## Required task
Look at the entries below and reproduce them exactly.

## Records for this task
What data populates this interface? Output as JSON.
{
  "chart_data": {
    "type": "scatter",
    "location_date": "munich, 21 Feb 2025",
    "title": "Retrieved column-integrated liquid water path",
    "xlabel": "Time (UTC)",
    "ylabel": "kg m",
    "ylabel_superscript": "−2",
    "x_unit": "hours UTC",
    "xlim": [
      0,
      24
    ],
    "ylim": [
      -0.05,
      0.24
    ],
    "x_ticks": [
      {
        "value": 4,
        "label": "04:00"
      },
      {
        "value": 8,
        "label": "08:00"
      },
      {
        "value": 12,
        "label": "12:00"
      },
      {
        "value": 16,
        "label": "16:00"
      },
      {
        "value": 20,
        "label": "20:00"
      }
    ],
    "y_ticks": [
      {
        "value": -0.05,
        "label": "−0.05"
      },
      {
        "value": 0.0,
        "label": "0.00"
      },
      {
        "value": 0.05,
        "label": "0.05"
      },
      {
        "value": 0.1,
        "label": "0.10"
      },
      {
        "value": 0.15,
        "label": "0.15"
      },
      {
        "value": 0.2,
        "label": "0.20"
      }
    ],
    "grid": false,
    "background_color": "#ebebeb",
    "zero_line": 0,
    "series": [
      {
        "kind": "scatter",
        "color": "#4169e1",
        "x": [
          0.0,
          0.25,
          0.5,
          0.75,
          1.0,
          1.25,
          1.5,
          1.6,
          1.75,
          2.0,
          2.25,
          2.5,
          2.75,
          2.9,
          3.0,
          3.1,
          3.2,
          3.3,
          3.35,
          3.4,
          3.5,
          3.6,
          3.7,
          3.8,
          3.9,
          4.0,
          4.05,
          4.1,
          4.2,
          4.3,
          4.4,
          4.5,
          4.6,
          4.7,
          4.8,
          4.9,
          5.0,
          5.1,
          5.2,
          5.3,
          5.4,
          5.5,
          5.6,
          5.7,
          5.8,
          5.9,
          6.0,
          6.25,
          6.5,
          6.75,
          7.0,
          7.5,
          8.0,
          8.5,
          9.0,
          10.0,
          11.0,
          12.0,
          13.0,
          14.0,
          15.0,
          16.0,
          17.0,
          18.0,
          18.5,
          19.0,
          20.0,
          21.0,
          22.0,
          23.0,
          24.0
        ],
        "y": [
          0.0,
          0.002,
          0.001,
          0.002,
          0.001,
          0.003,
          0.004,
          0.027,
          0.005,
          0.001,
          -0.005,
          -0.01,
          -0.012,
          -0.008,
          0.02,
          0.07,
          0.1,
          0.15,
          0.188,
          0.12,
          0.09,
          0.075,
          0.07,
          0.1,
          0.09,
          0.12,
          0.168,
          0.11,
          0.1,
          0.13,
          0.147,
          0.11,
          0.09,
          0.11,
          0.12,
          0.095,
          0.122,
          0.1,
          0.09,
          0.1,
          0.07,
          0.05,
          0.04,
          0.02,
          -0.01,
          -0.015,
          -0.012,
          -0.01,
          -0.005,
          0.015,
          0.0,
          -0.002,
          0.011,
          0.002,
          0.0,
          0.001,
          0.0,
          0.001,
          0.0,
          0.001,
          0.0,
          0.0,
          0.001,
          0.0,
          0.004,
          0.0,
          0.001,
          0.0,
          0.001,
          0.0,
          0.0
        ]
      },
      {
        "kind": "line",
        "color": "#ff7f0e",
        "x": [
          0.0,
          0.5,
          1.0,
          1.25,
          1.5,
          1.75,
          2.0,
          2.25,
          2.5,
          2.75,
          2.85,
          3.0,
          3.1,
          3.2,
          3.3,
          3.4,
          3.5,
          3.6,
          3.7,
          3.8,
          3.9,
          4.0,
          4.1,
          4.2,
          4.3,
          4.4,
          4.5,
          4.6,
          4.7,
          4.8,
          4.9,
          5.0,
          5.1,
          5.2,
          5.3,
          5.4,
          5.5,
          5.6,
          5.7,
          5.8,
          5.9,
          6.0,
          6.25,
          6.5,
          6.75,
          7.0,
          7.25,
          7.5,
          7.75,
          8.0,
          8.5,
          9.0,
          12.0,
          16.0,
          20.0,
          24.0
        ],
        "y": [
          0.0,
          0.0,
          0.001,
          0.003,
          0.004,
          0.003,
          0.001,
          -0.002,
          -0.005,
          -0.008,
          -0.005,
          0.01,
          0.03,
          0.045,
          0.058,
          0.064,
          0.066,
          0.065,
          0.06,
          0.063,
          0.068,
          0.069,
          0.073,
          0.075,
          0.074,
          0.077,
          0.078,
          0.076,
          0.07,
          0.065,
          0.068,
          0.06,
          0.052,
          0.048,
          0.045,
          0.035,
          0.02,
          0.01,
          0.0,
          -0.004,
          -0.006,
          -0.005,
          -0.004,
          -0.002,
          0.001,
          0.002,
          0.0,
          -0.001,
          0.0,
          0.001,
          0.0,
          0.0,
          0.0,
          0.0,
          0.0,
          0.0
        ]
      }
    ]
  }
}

## Response for this exercise
What data populates this interface? Output as JSON.
{
  "chart_data": {
    "type": "scatter",
    "location_date": "munich, 21 Feb 2025",
    "title": "Retrieved column-integrated liquid water path",
    "xlabel": "Time (UTC)",
    "ylabel": "kg m",
    "ylabel_superscript": "−2",
    "x_unit": "hours UTC",
    "xlim": [
      0,
      24
    ],
    "ylim": [
      -0.05,
      0.24
    ],
    "x_ticks": [
      {
        "value": 4,
        "label": "04:00"
      },
      {
        "value": 8,
        "label": "08:00"
      },
      {
        "value": 12,
        "label": "12:00"
      },
      {
        "value": 16,
        "label": "16:00"
      },
      {
        "value": 20,
        "label": "20:00"
      }
    ],
    "y_ticks": [
      {
        "value": -0.05,
        "label": "−0.05"
      },
      {
        "value": 0.0,
        "label": "0.00"
      },
      {
        "value": 0.05,
        "label": "0.05"
      },
      {
        "value": 0.1,
        "label": "0.10"
      },
      {
        "value": 0.15,
        "label": "0.15"
      },
      {
        "value": 0.2,
        "label": "0.20"
      }
    ],
    "grid": false,
    "background_color": "#ebebeb",
    "zero_line": 0,
    "series": [
      {
        "kind": "scatter",
        "color": "#4169e1",
        "x": [
          0.0,
          0.25,
          0.5,
          0.75,
          1.0,
          1.25,
          1.5,
          1.6,
          1.75,
          2.0,
          2.25,
          2.5,
          2.75,
          2.9,
          3.0,
          3.1,
          3.2,
          3.3,
          3.35,
          3.4,
          3.5,
          3.6,
          3.7,
          3.8,
          3.9,
          4.0,
          4.05,
          4.1,
          4.2,
          4.3,
          4.4,
          4.5,
          4.6,
          4.7,
          4.8,
          4.9,
          5.0,
          5.1,
          5.2,
          5.3,
          5.4,
          5.5,
          5.6,
          5.7,
          5.8,
          5.9,
          6.0,
          6.25,
          6.5,
          6.75,
          7.0,
          7.5,
          8.0,
          8.5,
          9.0,
          10.0,
          11.0,
          12.0,
          13.0,
          14.0,
          15.0,
          16.0,
          17.0,
          18.0,
          18.5,
          19.0,
          20.0,
          21.0,
          22.0,
          23.0,
          24.0
        ],
        "y": [
          0.0,
          0.002,
          0.001,
          0.002,
          0.001,
          0.003,
          0.004,
          0.027,
          0.005,
          0.001,
          -0.005,
          -0.01,
          -0.012,
          -0.008,
          0.02,
          0.07,
          0.1,
          0.15,
          0.188,
          0.12,
          0.09,
          0.075,
          0.07,
          0.1,
          0.09,
          0.12,
          0.168,
          0.11,
          0.1,
          0.13,
          0.147,
          0.11,
          0.09,
          0.11,
          0.12,
          0.095,
          0.122,
          0.1,
          0.09,
          0.1,
          0.07,
          0.05,
          0.04,
          0.02,
          -0.01,
          -0.015,
          -0.012,
          -0.01,
          -0.005,
          0.015,
          0.0,
          -0.002,
          0.011,
          0.002,
          0.0,
          0.001,
          0.0,
          0.001,
          0.0,
          0.001,
          0.0,
          0.0,
          0.001,
          0.0,
          0.004,
          0.0,
          0.001,
          0.0,
          0.001,
          0.0,
          0.0
        ]
      },
      {
        "kind": "line",
        "color": "#ff7f0e",
        "x": [
          0.0,
          0.5,
          1.0,
          1.25,
          1.5,
          1.75,
          2.0,
          2.25,
          2.5,
          2.75,
          2.85,
          3.0,
          3.1,
          3.2,
          3.3,
          3.4,
          3.5,
          3.6,
          3.7,
          3.8,
          3.9,
          4.0,
          4.1,
          4.2,
          4.3,
          4.4,
          4.5,
          4.6,
          4.7,
          4.8,
          4.9,
          5.0,
          5.1,
          5.2,
          5.3,
          5.4,
          5.5,
          5.6,
          5.7,
          5.8,
          5.9,
          6.0,
          6.25,
          6.5,
          6.75,
          7.0,
          7.25,
          7.5,
          7.75,
          8.0,
          8.5,
          9.0,
          12.0,
          16.0,
          20.0,
          24.0
        ],
        "y": [
          0.0,
          0.0,
          0.001,
          0.003,
          0.004,
          0.003,
          0.001,
          -0.002,
          -0.005,
          -0.008,
          -0.005,
          0.01,
          0.03,
          0.045,
          0.058,
          0.064,
          0.066,
          0.065,
          0.06,
          0.063,
          0.068,
          0.069,
          0.073,
          0.075,
          0.074,
          0.077,
          0.078,
          0.076,
          0.07,
          0.065,
          0.068,
          0.06,
          0.052,
          0.048,
          0.045,
          0.035,
          0.02,
          0.01,
          0.0,
          -0.004,
          -0.006,
          -0.005,
          -0.004,
          -0.002,
          0.001,
          0.002,
          0.0,
          -0.001,
          0.0,
          0.001,
          0.0,
          0.0,
          0.0,
          0.0,
          0.0,
          0.0
        ]
      }
    ]
  }
}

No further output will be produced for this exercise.